Each line below should be retyped exactly, with no pictures.
— Start GIVEN ENTRIES —
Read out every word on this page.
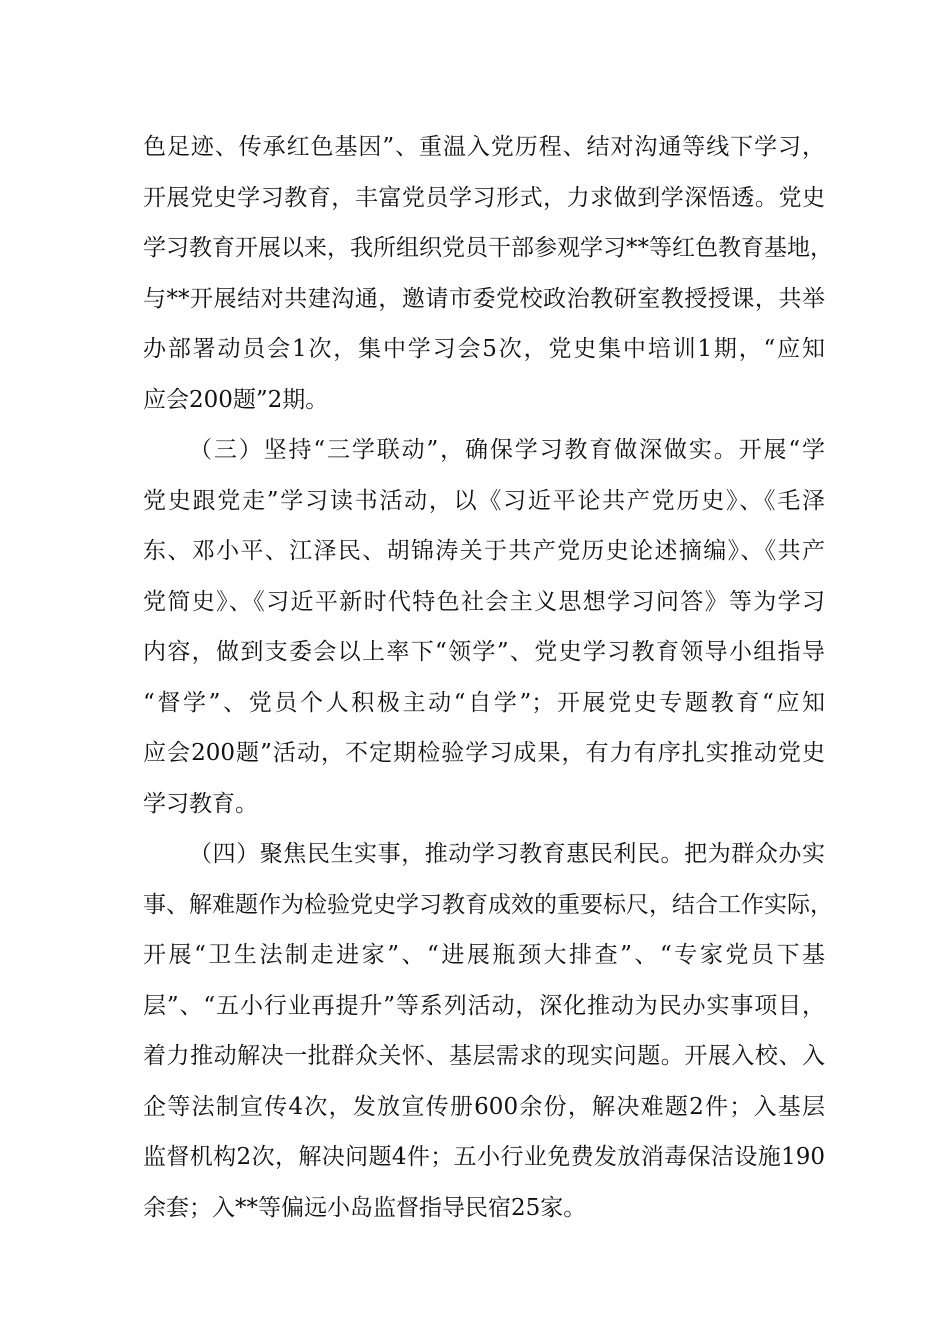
色足迹、传承红色基因”、重温入党历程、结对沟通等线下学习，
开展党史学习教育，丰富党员学习形式，力求做到学深悟透。党史
学习教育开展以来，我所组织党员干部参观学习**等红色教育基地，
与**开展结对共建沟通，邀请市委党校政治教研室教授授课，共举
办部署动员会1次，集中学习会5次，党史集中培训1期，“应知
应会200题”2期。
（三）坚持“三学联动”，确保学习教育做深做实。开展“学
党史跟党走”学习读书活动，以《习近平论共产党历史》、《毛泽
东、邓小平、江泽民、胡锦涛关于共产党历史论述摘编》、《共产
党简史》、《习近平新时代特色社会主义思想学习问答》等为学习
内容，做到支委会以上率下“领学”、党史学习教育领导小组指导
“督学”、党员个人积极主动“自学”；开展党史专题教育“应知
应会200题”活动，不定期检验学习成果，有力有序扎实推动党史
学习教育。
（四）聚焦民生实事，推动学习教育惠民利民。把为群众办实
事、解难题作为检验党史学习教育成效的重要标尺，结合工作实际，
开展“卫生法制走进家”、“进展瓶颈大排查”、“专家党员下基
层”、“五小行业再提升”等系列活动，深化推动为民办实事项目，
着力推动解决一批群众关怀、基层需求的现实问题。开展入校、入
企等法制宣传4次，发放宣传册600余份，解决难题2件；入基层
监督机构2次，解决问题4件；五小行业免费发放消毒保洁设施190
余套；入**等偏远小岛监督指导民宿25家。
— End GIVEN ENTRIES —
▶ **RESULT FOR THIS TASK**:
Read out every word on this page.
色足迹、传承红色基因”、重温入党历程、结对沟通等线下学习，
开展党史学习教育，丰富党员学习形式，力求做到学深悟透。党史
学习教育开展以来，我所组织党员干部参观学习**等红色教育基地，
与**开展结对共建沟通，邀请市委党校政治教研室教授授课，共举
办部署动员会1次，集中学习会5次，党史集中培训1期，“应知
应会200题”2期。
（三）坚持“三学联动”，确保学习教育做深做实。开展“学
党史跟党走”学习读书活动，以《习近平论共产党历史》、《毛泽
东、邓小平、江泽民、胡锦涛关于共产党历史论述摘编》、《共产
党简史》、《习近平新时代特色社会主义思想学习问答》等为学习
内容，做到支委会以上率下“领学”、党史学习教育领导小组指导
“督学”、党员个人积极主动“自学”；开展党史专题教育“应知
应会200题”活动，不定期检验学习成果，有力有序扎实推动党史
学习教育。
（四）聚焦民生实事，推动学习教育惠民利民。把为群众办实
事、解难题作为检验党史学习教育成效的重要标尺，结合工作实际，
开展“卫生法制走进家”、“进展瓶颈大排查”、“专家党员下基
层”、“五小行业再提升”等系列活动，深化推动为民办实事项目，
着力推动解决一批群众关怀、基层需求的现实问题。开展入校、入
企等法制宣传4次，发放宣传册600余份，解决难题2件；入基层
监督机构2次，解决问题4件；五小行业免费发放消毒保洁设施190
余套；入**等偏远小岛监督指导民宿25家。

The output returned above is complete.